*Text*
******************************

This guide is designed for younger New Zealanders (roughly years 7 to 10) and anyone who wants a clear explainer of how money actually works. We cover what money is, how NZ notes and coins work, the difference between cash and electronic payments, what banks actually do with the money you deposit, and the simple maths of how interest grows your savings.

Key Point: Money is really just an agreement. NZ has five notes ($5, $10, $20, $50, $100) and five coins (10c, 20c, 50c, $1, $2). Cash is tangible; EFTPOS and debit cards are electronic instructions that move money between bank accounts. When you deposit money into a bank, the bank doesn't store your exact dollars in a vault; it lends most of it out to other customers and pays you interest as a thank you. Interest compounds over time, meaning you earn interest on your interest.

What Money Actually Is

Money is not valuable by itself. A $20 note is just a piece of polymer plastic with ink on it. Its value comes from one thing: the agreement that everyone will accept it in exchange for goods and services. In the ancient world, people swapped things directly (a sheep for a bag of wheat). This is called barter, and it worked badly because you needed what the other person had AND they needed what you had at the same time. Money solves that problem by creating a thing everyone agrees to accept.

New Zealand's money is issued by the Reserve Bank of New Zealand. The government guarantees it. When you hand over a $20 note, everyone accepts it because they know they can spend it too. That shared agreement is what gives money its value.

******************************

*Exercise details*
Using the money guide above, please explain why barter worked badly.

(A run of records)
******************************

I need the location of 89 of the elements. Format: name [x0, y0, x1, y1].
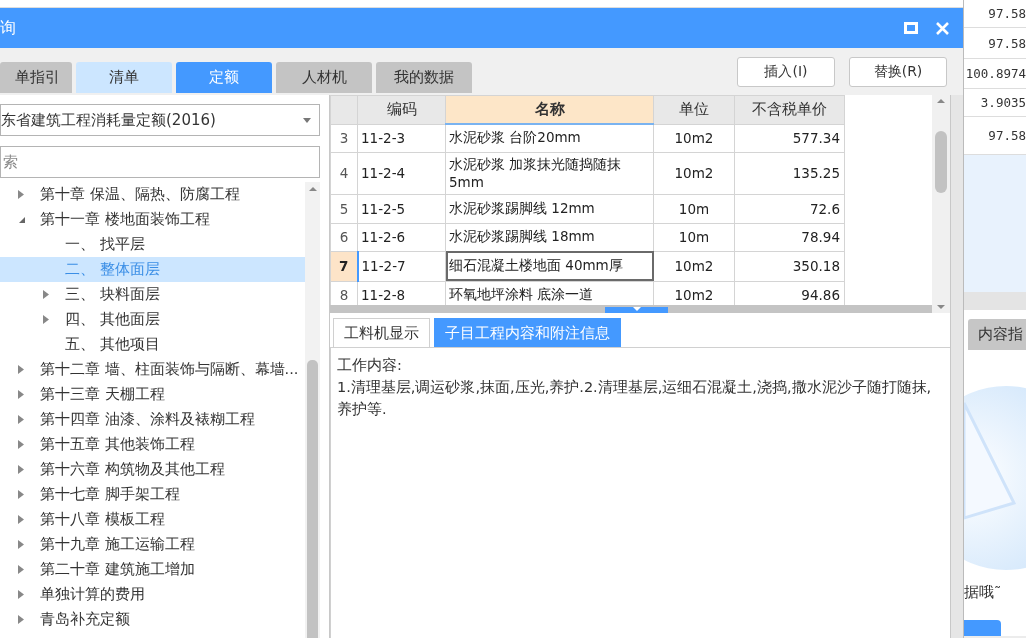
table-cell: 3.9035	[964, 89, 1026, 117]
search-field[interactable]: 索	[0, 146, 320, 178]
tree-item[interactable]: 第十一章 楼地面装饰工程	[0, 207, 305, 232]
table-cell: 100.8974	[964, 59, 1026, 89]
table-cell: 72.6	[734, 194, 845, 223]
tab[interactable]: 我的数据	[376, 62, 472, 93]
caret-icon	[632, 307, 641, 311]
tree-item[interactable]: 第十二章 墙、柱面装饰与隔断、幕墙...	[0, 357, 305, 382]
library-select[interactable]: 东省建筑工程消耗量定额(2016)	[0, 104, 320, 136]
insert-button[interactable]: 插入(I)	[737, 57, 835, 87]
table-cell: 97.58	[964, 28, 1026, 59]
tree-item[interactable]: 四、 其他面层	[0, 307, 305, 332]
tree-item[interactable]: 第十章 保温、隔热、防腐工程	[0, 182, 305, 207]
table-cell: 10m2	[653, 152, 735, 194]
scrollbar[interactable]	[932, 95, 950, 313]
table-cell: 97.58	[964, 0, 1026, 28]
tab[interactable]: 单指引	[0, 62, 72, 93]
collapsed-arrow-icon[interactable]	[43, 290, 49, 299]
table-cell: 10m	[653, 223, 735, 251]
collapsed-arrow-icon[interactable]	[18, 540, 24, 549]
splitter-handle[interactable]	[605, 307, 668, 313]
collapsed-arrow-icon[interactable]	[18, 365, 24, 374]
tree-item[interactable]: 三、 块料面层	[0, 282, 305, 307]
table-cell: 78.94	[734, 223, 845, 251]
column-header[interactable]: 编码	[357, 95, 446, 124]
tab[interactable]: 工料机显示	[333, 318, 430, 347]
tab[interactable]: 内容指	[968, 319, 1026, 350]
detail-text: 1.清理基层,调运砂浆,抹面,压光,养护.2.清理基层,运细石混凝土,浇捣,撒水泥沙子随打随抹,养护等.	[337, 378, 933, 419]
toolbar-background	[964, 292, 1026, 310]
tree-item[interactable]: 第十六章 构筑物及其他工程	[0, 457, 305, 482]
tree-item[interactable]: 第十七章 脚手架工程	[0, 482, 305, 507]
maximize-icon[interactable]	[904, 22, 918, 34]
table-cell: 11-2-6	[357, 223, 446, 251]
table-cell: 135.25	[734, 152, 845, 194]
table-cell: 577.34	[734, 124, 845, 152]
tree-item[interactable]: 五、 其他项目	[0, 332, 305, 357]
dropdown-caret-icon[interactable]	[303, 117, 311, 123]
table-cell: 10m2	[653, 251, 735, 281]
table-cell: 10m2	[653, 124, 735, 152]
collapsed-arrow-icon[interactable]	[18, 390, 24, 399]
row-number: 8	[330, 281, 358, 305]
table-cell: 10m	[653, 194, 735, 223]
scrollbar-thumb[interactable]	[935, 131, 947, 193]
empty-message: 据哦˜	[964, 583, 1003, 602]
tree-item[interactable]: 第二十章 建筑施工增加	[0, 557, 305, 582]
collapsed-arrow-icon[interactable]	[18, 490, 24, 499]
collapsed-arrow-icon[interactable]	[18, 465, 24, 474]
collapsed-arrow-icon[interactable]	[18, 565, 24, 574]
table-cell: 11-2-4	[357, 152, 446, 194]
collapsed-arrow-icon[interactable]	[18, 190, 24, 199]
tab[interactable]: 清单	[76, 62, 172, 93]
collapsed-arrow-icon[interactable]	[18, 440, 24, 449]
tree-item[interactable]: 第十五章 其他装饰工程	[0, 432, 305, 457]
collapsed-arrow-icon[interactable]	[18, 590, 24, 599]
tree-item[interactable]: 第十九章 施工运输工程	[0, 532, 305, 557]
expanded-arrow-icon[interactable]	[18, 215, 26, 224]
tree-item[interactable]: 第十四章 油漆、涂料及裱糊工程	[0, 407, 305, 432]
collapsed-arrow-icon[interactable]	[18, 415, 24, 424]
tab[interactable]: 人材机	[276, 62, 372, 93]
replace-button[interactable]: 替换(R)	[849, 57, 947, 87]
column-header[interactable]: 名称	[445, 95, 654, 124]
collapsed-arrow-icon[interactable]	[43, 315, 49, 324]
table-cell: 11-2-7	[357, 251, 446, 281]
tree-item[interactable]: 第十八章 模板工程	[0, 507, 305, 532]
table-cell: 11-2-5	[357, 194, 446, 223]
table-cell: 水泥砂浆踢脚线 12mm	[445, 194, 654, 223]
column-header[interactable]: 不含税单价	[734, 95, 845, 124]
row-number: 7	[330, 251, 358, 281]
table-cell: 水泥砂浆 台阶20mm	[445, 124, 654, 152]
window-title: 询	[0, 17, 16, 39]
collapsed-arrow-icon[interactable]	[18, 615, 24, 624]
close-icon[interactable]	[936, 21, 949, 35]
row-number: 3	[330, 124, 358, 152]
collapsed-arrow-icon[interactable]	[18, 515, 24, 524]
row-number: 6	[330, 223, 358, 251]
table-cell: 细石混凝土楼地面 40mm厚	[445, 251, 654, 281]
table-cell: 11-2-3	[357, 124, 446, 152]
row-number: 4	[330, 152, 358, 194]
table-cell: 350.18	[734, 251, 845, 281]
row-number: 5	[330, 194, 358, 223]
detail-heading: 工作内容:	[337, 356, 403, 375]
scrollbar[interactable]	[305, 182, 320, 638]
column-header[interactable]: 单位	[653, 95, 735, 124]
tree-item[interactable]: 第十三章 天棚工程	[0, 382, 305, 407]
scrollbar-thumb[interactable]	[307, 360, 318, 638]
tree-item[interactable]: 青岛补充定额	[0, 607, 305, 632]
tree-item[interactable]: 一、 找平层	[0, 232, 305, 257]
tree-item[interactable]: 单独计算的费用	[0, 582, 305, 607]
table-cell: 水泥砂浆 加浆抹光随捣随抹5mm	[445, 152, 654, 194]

******************************

*Result for this task*
Barter worked badly because a swap could only happen when you needed what the other person had and they needed what you had at the same time. Money fixes this by creating something everyone agrees to accept in exchange for goods and services.